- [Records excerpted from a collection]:
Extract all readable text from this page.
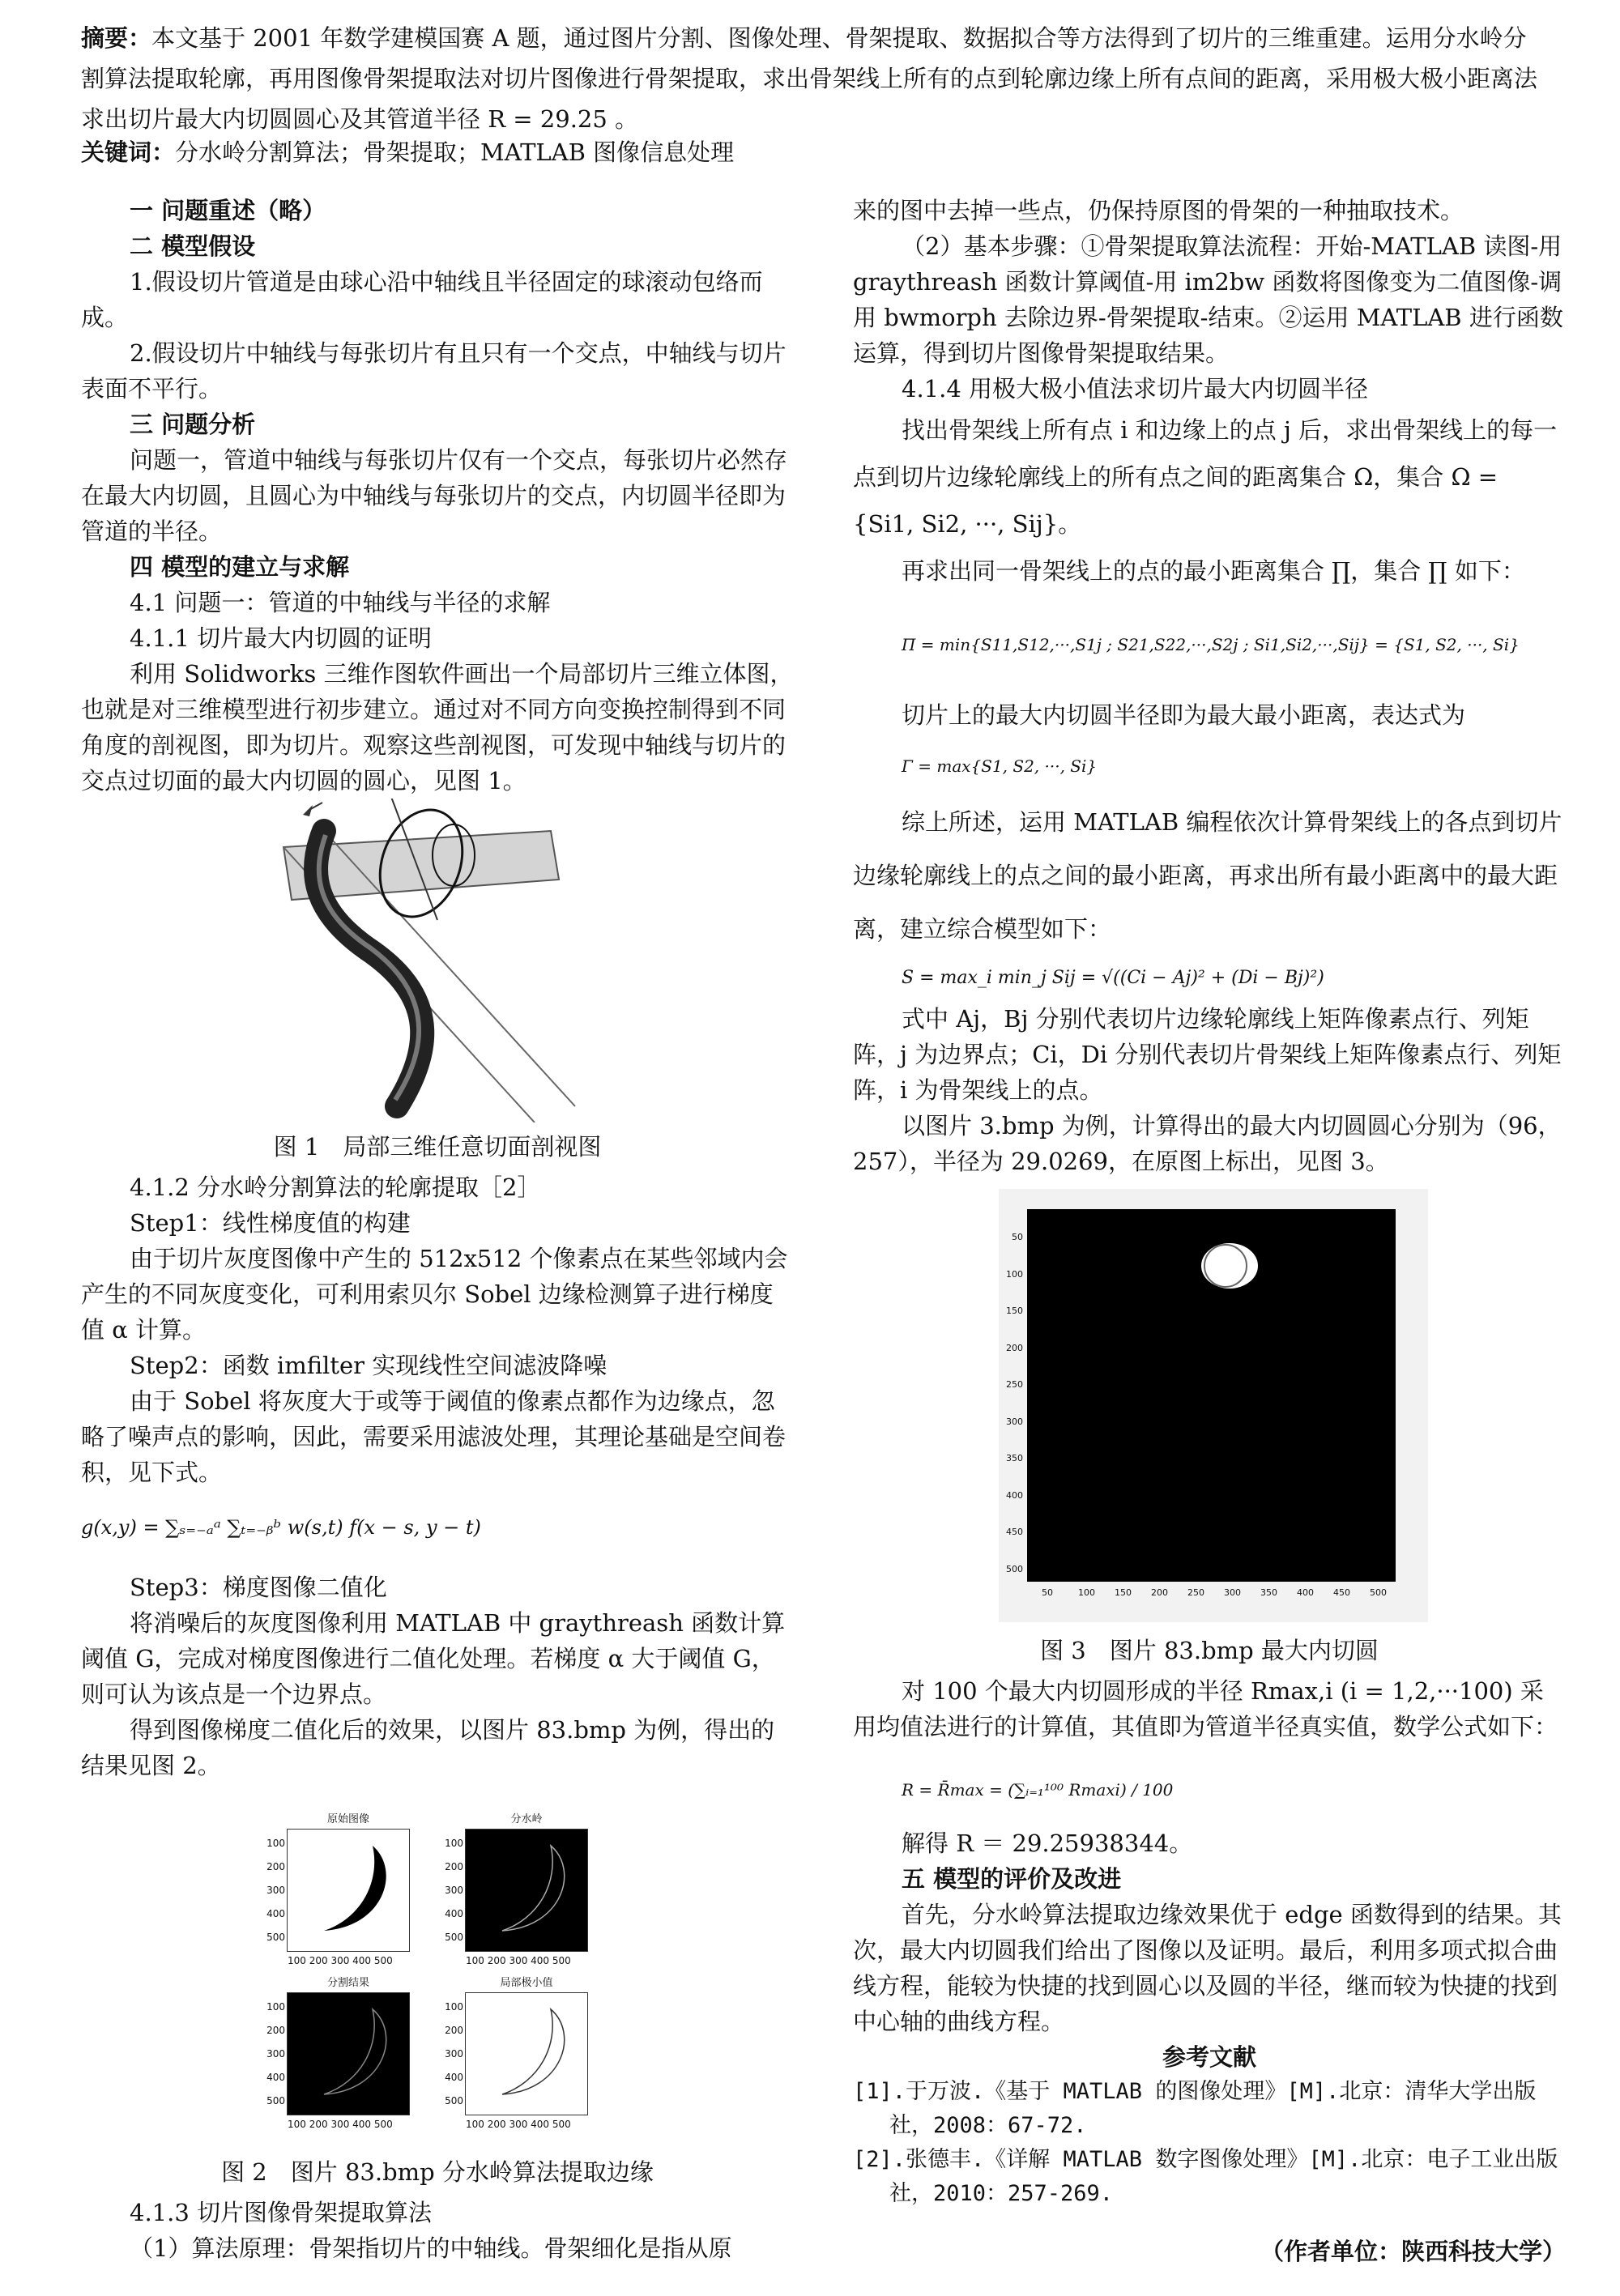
摘要：本文基于 2001 年数学建模国赛 A 题，通过图片分割、图像处理、骨架提取、数据拟合等方法得到了切片的三维重建。运用分水岭分割算法提取轮廓，再用图像骨架提取法对切片图像进行骨架提取，求出骨架线上所有的点到轮廓边缘上所有点间的距离，采用极大极小距离法求出切片最大内切圆圆心及其管道半径 R = 29.25 。
关键词：分水岭分割算法；骨架提取；MATLAB 图像信息处理

一 问题重述（略）

二 模型假设

1.假设切片管道是由球心沿中轴线且半径固定的球滚动包络而成。

2.假设切片中轴线与每张切片有且只有一个交点，中轴线与切片表面不平行。

三 问题分析

问题一，管道中轴线与每张切片仅有一个交点，每张切片必然存在最大内切圆，且圆心为中轴线与每张切片的交点，内切圆半径即为管道的半径。

四 模型的建立与求解

4.1 问题一：管道的中轴线与半径的求解

4.1.1 切片最大内切圆的证明

利用 Solidworks 三维作图软件画出一个局部切片三维立体图，也就是对三维模型进行初步建立。通过对不同方向变换控制得到不同角度的剖视图，即为切片。观察这些剖视图，可发现中轴线与切片的交点过切面的最大内切圆的圆心，见图 1。

图 1　局部三维任意切面剖视图

4.1.2 分水岭分割算法的轮廓提取［2］

Step1：线性梯度值的构建

由于切片灰度图像中产生的 512x512 个像素点在某些邻域内会产生的不同灰度变化，可利用索贝尔 Sobel 边缘检测算子进行梯度值 α 计算。

Step2：函数 imfilter 实现线性空间滤波降噪

由于 Sobel 将灰度大于或等于阈值的像素点都作为边缘点，忽略了噪声点的影响，因此，需要采用滤波处理，其理论基础是空间卷积，见下式。

g(x,y) = ∑ₛ₌₋ₐᵃ ∑ₜ₌₋ᵦᵇ w(s,t) f(x − s, y − t)

Step3：梯度图像二值化

将消噪后的灰度图像利用 MATLAB 中 graythreash 函数计算阈值 G，完成对梯度图像进行二值化处理。若梯度 α 大于阈值 G，则可认为该点是一个边界点。

得到图像梯度二值化后的效果，以图片 83.bmp 为例，得出的结果见图 2。

原始图像	分水岭
分割结果	局部极小值
100
200
300
400
500
100
200
300
400
500
100
200
300
400
500
100
200
300
400
500
100 200 300 400 500	100 200 300 400 500
100 200 300 400 500	100 200 300 400 500

图 2　图片 83.bmp 分水岭算法提取边缘

4.1.3 切片图像骨架提取算法

（1）算法原理：骨架指切片的中轴线。骨架细化是指从原

来的图中去掉一些点，仍保持原图的骨架的一种抽取技术。

（2）基本步骤：①骨架提取算法流程：开始-MATLAB 读图-用 graythreash 函数计算阈值-用 im2bw 函数将图像变为二值图像-调用 bwmorph 去除边界-骨架提取-结束。②运用 MATLAB 进行函数运算，得到切片图像骨架提取结果。

4.1.4 用极大极小值法求切片最大内切圆半径

找出骨架线上所有点 i 和边缘上的点 j 后，求出骨架线上的每一点到切片边缘轮廓线上的所有点之间的距离集合 Ω，集合 Ω = {Si1, Si2, ···, Sij}。

再求出同一骨架线上的点的最小距离集合 ∏，集合 ∏ 如下：

Π = min{S11,S12,···,S1j ; S21,S22,···,S2j ; Si1,Si2,···,Sij} = {S1, S2, ···, Si}

切片上的最大内切圆半径即为最大最小距离，表达式为

Γ = max{S1, S2, ···, Si}

综上所述，运用 MATLAB 编程依次计算骨架线上的各点到切片边缘轮廓线上的点之间的最小距离，再求出所有最小距离中的最大距离，建立综合模型如下：

S = max_i min_j Sij = √((Ci − Aj)² + (Di − Bj)²)

式中 Aj，Bj 分别代表切片边缘轮廓线上矩阵像素点行、列矩阵，j 为边界点；Ci，Di 分别代表切片骨架线上矩阵像素点行、列矩阵，i 为骨架线上的点。

以图片 3.bmp 为例，计算得出的最大内切圆圆心分别为（96，257），半径为 29.0269，在原图上标出，见图 3。

50
100
150
200
250
300
350
400
450
500
50	100	150	200	250	300	350	400	450	500

图 3　图片 83.bmp 最大内切圆

对 100 个最大内切圆形成的半径 Rmax,i (i = 1,2,···100) 采用均值法进行的计算值，其值即为管道半径真实值，数学公式如下：

R = R̄max = (∑ᵢ₌₁¹⁰⁰ Rmaxi) / 100

解得 R ＝ 29.25938344。

五 模型的评价及改进

首先，分水岭算法提取边缘效果优于 edge 函数得到的结果。其次，最大内切圆我们给出了图像以及证明。最后，利用多项式拟合曲线方程，能较为快捷的找到圆心以及圆的半径，继而较为快捷的找到中心轴的曲线方程。

参考文献

[1].于万波.《基于 MATLAB 的图像处理》[M].北京：清华大学出版社，2008：67-72.

[2].张德丰.《详解 MATLAB 数字图像处理》[M].北京：电子工业出版社，2010：257-269.

（作者单位：陕西科技大学）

- [EXERCISE REQUIREMENTS]: Copy out the records above in full, exactly as written, but not the pictures.

- [THE RESULT]:
Extract all readable text from this page.
摘要：本文基于 2001 年数学建模国赛 A 题，通过图片分割、图像处理、骨架提取、数据拟合等方法得到了切片的三维重建。运用分水岭分割算法提取轮廓，再用图像骨架提取法对切片图像进行骨架提取，求出骨架线上所有的点到轮廓边缘上所有点间的距离，采用极大极小距离法求出切片最大内切圆圆心及其管道半径 R = 29.25 。
关键词：分水岭分割算法；骨架提取；MATLAB 图像信息处理

一 问题重述（略）

二 模型假设

1.假设切片管道是由球心沿中轴线且半径固定的球滚动包络而成。

2.假设切片中轴线与每张切片有且只有一个交点，中轴线与切片表面不平行。

三 问题分析

问题一，管道中轴线与每张切片仅有一个交点，每张切片必然存在最大内切圆，且圆心为中轴线与每张切片的交点，内切圆半径即为管道的半径。

四 模型的建立与求解

4.1 问题一：管道的中轴线与半径的求解

4.1.1 切片最大内切圆的证明

利用 Solidworks 三维作图软件画出一个局部切片三维立体图，也就是对三维模型进行初步建立。通过对不同方向变换控制得到不同角度的剖视图，即为切片。观察这些剖视图，可发现中轴线与切片的交点过切面的最大内切圆的圆心，见图 1。

图 1　局部三维任意切面剖视图

4.1.2 分水岭分割算法的轮廓提取［2］

Step1：线性梯度值的构建

由于切片灰度图像中产生的 512x512 个像素点在某些邻域内会产生的不同灰度变化，可利用索贝尔 Sobel 边缘检测算子进行梯度值 α 计算。

Step2：函数 imfilter 实现线性空间滤波降噪

由于 Sobel 将灰度大于或等于阈值的像素点都作为边缘点，忽略了噪声点的影响，因此，需要采用滤波处理，其理论基础是空间卷积，见下式。

g(x,y) = ∑ₛ₌₋ₐᵃ ∑ₜ₌₋ᵦᵇ w(s,t) f(x − s, y − t)

Step3：梯度图像二值化

将消噪后的灰度图像利用 MATLAB 中 graythreash 函数计算阈值 G，完成对梯度图像进行二值化处理。若梯度 α 大于阈值 G，则可认为该点是一个边界点。

得到图像梯度二值化后的效果，以图片 83.bmp 为例，得出的结果见图 2。

原始图像	分水岭
分割结果	局部极小值
100
200
300
400
500
100
200
300
400
500
100
200
300
400
500
100
200
300
400
500
100 200 300 400 500	100 200 300 400 500
100 200 300 400 500	100 200 300 400 500

图 2　图片 83.bmp 分水岭算法提取边缘

4.1.3 切片图像骨架提取算法

（1）算法原理：骨架指切片的中轴线。骨架细化是指从原

来的图中去掉一些点，仍保持原图的骨架的一种抽取技术。

（2）基本步骤：①骨架提取算法流程：开始-MATLAB 读图-用 graythreash 函数计算阈值-用 im2bw 函数将图像变为二值图像-调用 bwmorph 去除边界-骨架提取-结束。②运用 MATLAB 进行函数运算，得到切片图像骨架提取结果。

4.1.4 用极大极小值法求切片最大内切圆半径

找出骨架线上所有点 i 和边缘上的点 j 后，求出骨架线上的每一点到切片边缘轮廓线上的所有点之间的距离集合 Ω，集合 Ω = {Si1, Si2, ···, Sij}。

再求出同一骨架线上的点的最小距离集合 ∏，集合 ∏ 如下：

Π = min{S11,S12,···,S1j ; S21,S22,···,S2j ; Si1,Si2,···,Sij} = {S1, S2, ···, Si}

切片上的最大内切圆半径即为最大最小距离，表达式为

Γ = max{S1, S2, ···, Si}

综上所述，运用 MATLAB 编程依次计算骨架线上的各点到切片边缘轮廓线上的点之间的最小距离，再求出所有最小距离中的最大距离，建立综合模型如下：

S = max_i min_j Sij = √((Ci − Aj)² + (Di − Bj)²)

式中 Aj，Bj 分别代表切片边缘轮廓线上矩阵像素点行、列矩阵，j 为边界点；Ci，Di 分别代表切片骨架线上矩阵像素点行、列矩阵，i 为骨架线上的点。

以图片 3.bmp 为例，计算得出的最大内切圆圆心分别为（96，257），半径为 29.0269，在原图上标出，见图 3。

50
100
150
200
250
300
350
400
450
500
50	100	150	200	250	300	350	400	450	500

图 3　图片 83.bmp 最大内切圆

对 100 个最大内切圆形成的半径 Rmax,i (i = 1,2,···100) 采用均值法进行的计算值，其值即为管道半径真实值，数学公式如下：

R = R̄max = (∑ᵢ₌₁¹⁰⁰ Rmaxi) / 100

解得 R ＝ 29.25938344。

五 模型的评价及改进

首先，分水岭算法提取边缘效果优于 edge 函数得到的结果。其次，最大内切圆我们给出了图像以及证明。最后，利用多项式拟合曲线方程，能较为快捷的找到圆心以及圆的半径，继而较为快捷的找到中心轴的曲线方程。

参考文献

[1].于万波.《基于 MATLAB 的图像处理》[M].北京：清华大学出版社，2008：67-72.

[2].张德丰.《详解 MATLAB 数字图像处理》[M].北京：电子工业出版社，2010：257-269.

（作者单位：陕西科技大学）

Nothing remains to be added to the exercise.